#### Zadania do wykonania
1. Jak w tekście o żółtych tablicach nazywa się orzeczenie wystawiane przez rzeczoznawcę?
2. Podejmij tekst o żółtych tablicach i dopisz jego dalszy ciąg, zaczynając po ostatnim pokazanym zdaniu.

#### Pokazany fragment
++++++

Autor Wątek: Zółte blachy czyli rejestrujemy klasyka.  (Przeczytany 7482 razy)

0 użytkowników i 1 Gość przegląda ten wątek.

Zółte blachy czyli rejestrujemy klasyka.
« dnia: Maj 14, 2010, 09:13:59 am »

Offline Bocian_s#313

  • Klubowicz
  • Wiadomości: 7253
  • Płeć: Mężczyzna
    • Borostworek niepospolity 1,8 16V
W tym temacie będziemy umieszczać informacje dotyczące procedury rejestracji auta na żółtych blachach, przepisy regulujące tą sprawę oraz nasze boje z WK w tej kwestii.

Czekamy na wypowiedzi kogoś kto już przeszedł tą drogę przez mękę...
Pozdrawiam
Bocian_s#313
POLONEZ nie umiera nigdy!!
Wycisnąłem silnik jak cytrynę: 136.9KM@5140RPM i 198,1Nm@4268RPM  <shock> :d
Cytat: snikers
wierz mi, z perspektywy kogoś kto kilka lat jest na forum, męczące jest ciągłe czytanie o tym samym.

Zółte blachy czyli rejestrujemy klasyka.
« Odpowiedź #1 dnia: Maj 17, 2010, 22:03:19 pm »

KAROLeski#1940

  • Gość
Podstawowe Kryteria jakie musi spełniać nasz pojazd aby stał się pełnoprawnym zabytkiem to:
- Wyprodukowany min 25 lat temu
- Okres zakończenia produkcji danego modelu nie może być krótszy niż 15 lat
- Auto musi mieć min. 80% oryginalnych części.
Jeżeli te podstawowe warunki nasz klasyk spełnia, to możemy pomyśleć o "żółtych tablicach"

Żółte blachy krok po kroku:

Krok pierwszy:
Opinia rzeczoznawcy (koszt ok 500 - 1000 PLN)
Rzeczoznawca powinien koniecznie mieć uprawnienia do wystawiania orzeczeń dotyczących aut zabytkowych. Orzeczenie takie musi zawierać najważniejsze informacje o samochodzie, jak również jego wpływ na rozwój motoryzacji oraz dwa zdjęcia. Orzeczenie takie nazywa się Kartą zabytku.

++++++

[Zapisane wpisy danych]
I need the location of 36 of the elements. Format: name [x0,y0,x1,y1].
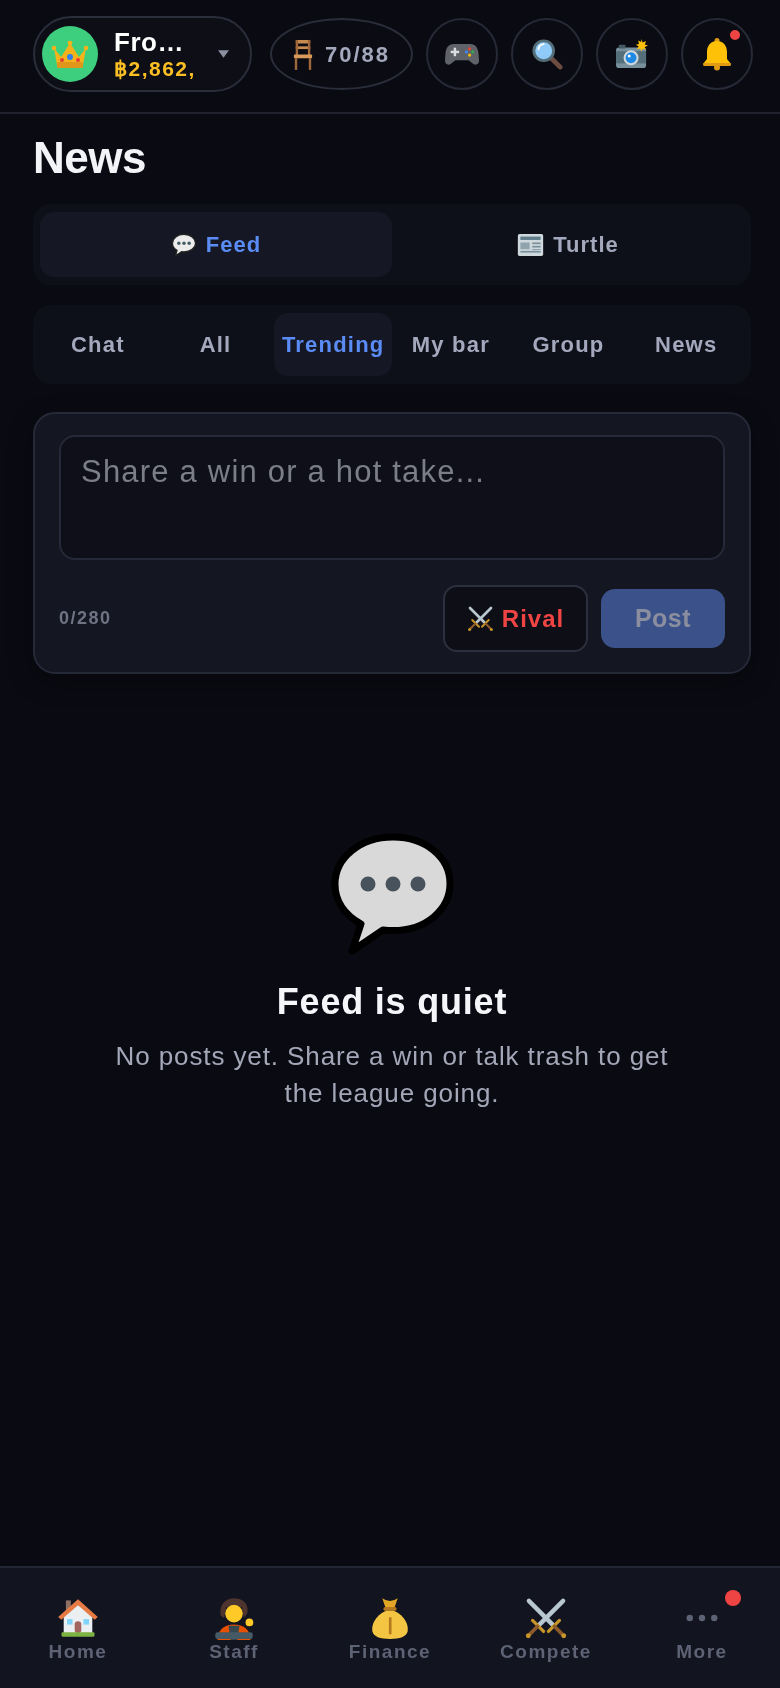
rival-button[interactable]: Rival [443,585,588,652]
nav-tab[interactable]: Finance [312,1568,468,1688]
seat-count-button[interactable]: 70/88 [270,18,413,90]
profile-button[interactable]: Fro… ฿2,862, [33,16,252,92]
person-icon [212,1596,256,1640]
chair-icon [292,38,313,70]
gamepad-icon [445,41,479,67]
empty-state-title: Feed is quiet [275,980,509,1023]
nav-tab[interactable]: Home [0,1568,156,1688]
nav-tab[interactable]: More [624,1568,780,1688]
crown-icon [42,26,98,82]
dots-icon [686,1614,718,1622]
nav-tab[interactable]: Compete [468,1568,624,1688]
empty-state-message: No posts yet. Share a win or talk trash to get the league going. [114,1040,670,1110]
filter-tab[interactable]: News [627,313,746,376]
crossed-swords-icon [466,605,494,632]
filter-tab[interactable]: Chat [39,313,157,376]
segment-tab[interactable]: Feed [40,212,392,277]
filter-tab[interactable]: Trending [274,313,392,376]
page-title: News [33,132,147,184]
speech-bubble-icon [170,232,197,257]
crossed-swords-icon [524,1596,568,1640]
coin-balance: ฿2,862, [114,56,196,81]
filter-tab[interactable]: Group [509,313,628,376]
filter-tab[interactable]: My bar [392,313,510,376]
newspaper-icon [517,232,545,257]
caret-icon [218,50,229,58]
user-name: Fro… [114,27,185,57]
character-count: 0/280 [59,607,112,630]
post-textarea[interactable]: Share a win or a hot take... [59,435,725,560]
camera-icon [615,39,649,69]
segment-tab[interactable]: Turtle [392,212,744,277]
nav-tab[interactable]: Staff [156,1568,312,1688]
bell-icon [701,37,733,71]
search-icon [531,38,563,70]
filter-tab[interactable]: All [156,313,275,376]
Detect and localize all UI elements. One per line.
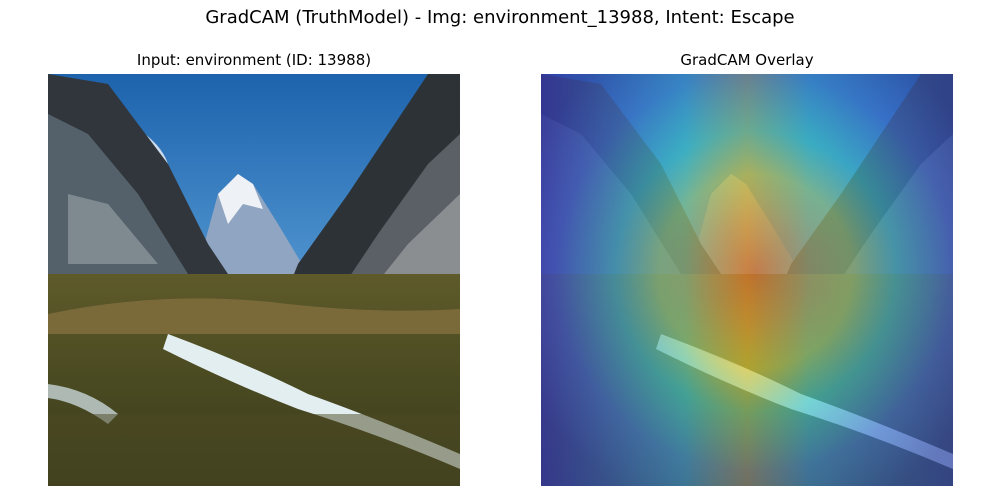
gradcam-panel: GradCAM Overlay (541, 50, 953, 490)
input-image (48, 74, 460, 486)
input-panel-title: Input: environment (ID: 13988) (136, 51, 372, 69)
gradcam-heatmap-overlay (541, 74, 953, 486)
mountain-valley-photo (48, 74, 460, 486)
gradcam-panel-title: GradCAM Overlay (680, 51, 814, 69)
gradcam-overlay-image (541, 74, 953, 486)
input-panel: Input: environment (ID: 13988) (48, 50, 460, 490)
figure-title: GradCAM (TruthModel) - Img: environment_… (205, 7, 795, 28)
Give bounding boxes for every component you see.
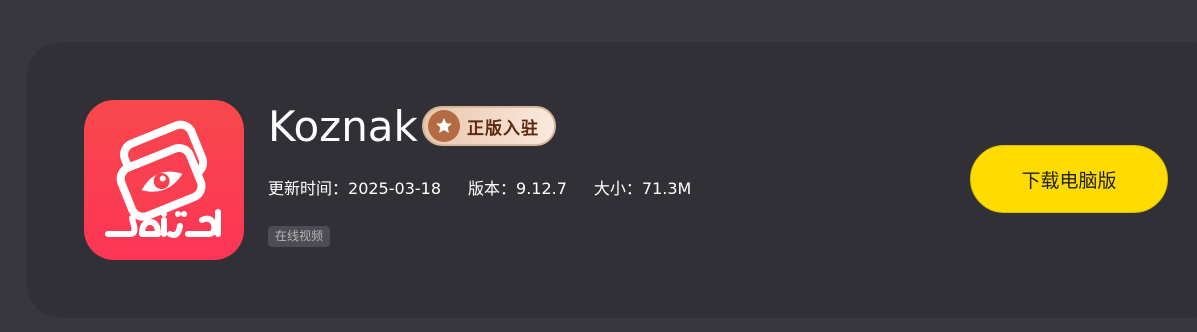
version-label: 版本： [468,179,517,198]
koznak-logo-icon [84,100,244,260]
file-size-value: 71.3M [641,179,692,198]
download-pc-button[interactable]: 下载电脑版 [970,145,1168,213]
version-value: 9.12.7 [516,179,567,198]
badge-label: 正版入驻 [467,118,539,139]
app-title: Koznak [268,102,418,151]
official-badge: 正版入驻 [422,106,556,146]
version: 版本：9.12.7 [468,178,567,200]
star-icon [428,110,460,142]
update-date: 更新时间：2025-03-18 [268,178,441,200]
update-date-label: 更新时间： [268,179,349,198]
app-meta: 更新时间：2025-03-18 版本：9.12.7 大小：71.3M [268,178,718,200]
category-tag[interactable]: 在线视频 [268,226,331,247]
file-size-label: 大小： [593,179,642,198]
update-date-value: 2025-03-18 [348,179,441,198]
file-size: 大小：71.3M [594,178,691,200]
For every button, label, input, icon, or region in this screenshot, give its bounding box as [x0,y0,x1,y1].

++++++

#### Odpowiedzi do zadań
1. Kartą zabytku.

2.
Krok drugi:
Z kartą zabytku "meldujemy się" u Wojewódzkiego Konserwatora Zabytków z podaniem o wpisanie do ewidencji (nie mylić z rejestrem) zabytków techniki. Pozytywnie rozpatrzenie wiąże się z wystawieniem przez Konserwatora odpowiedniego zaświadczenia. (koszt ok 30 PLN)

Krok trzeci:
Rozszerzony, dożywotni przegląd rejestracyjny. (koszt ok 260 PLN)
Zgłaszamy się do Okręgowej Stacji pojazdów która ma uprawnienia do wykonywania przeglądów rozszerzonych. Ponieważ koszt przeglądu jest spory oraz żeby mieć pewność żeby nasz pojazd przeszedł go pozytywnie warto jest zrobić profilaktycznie przegląd normalny bez konieczności wbijania go w "dowód". Na przeglądzie rozszerzonym, dożywotnim nie będzie tłumaczenia że: "Panie ta żarówka to się teraz przepaliła, jak wyjeżdzałem jeszcze świeciła". Nie! Tu musi wszystko być "mód"!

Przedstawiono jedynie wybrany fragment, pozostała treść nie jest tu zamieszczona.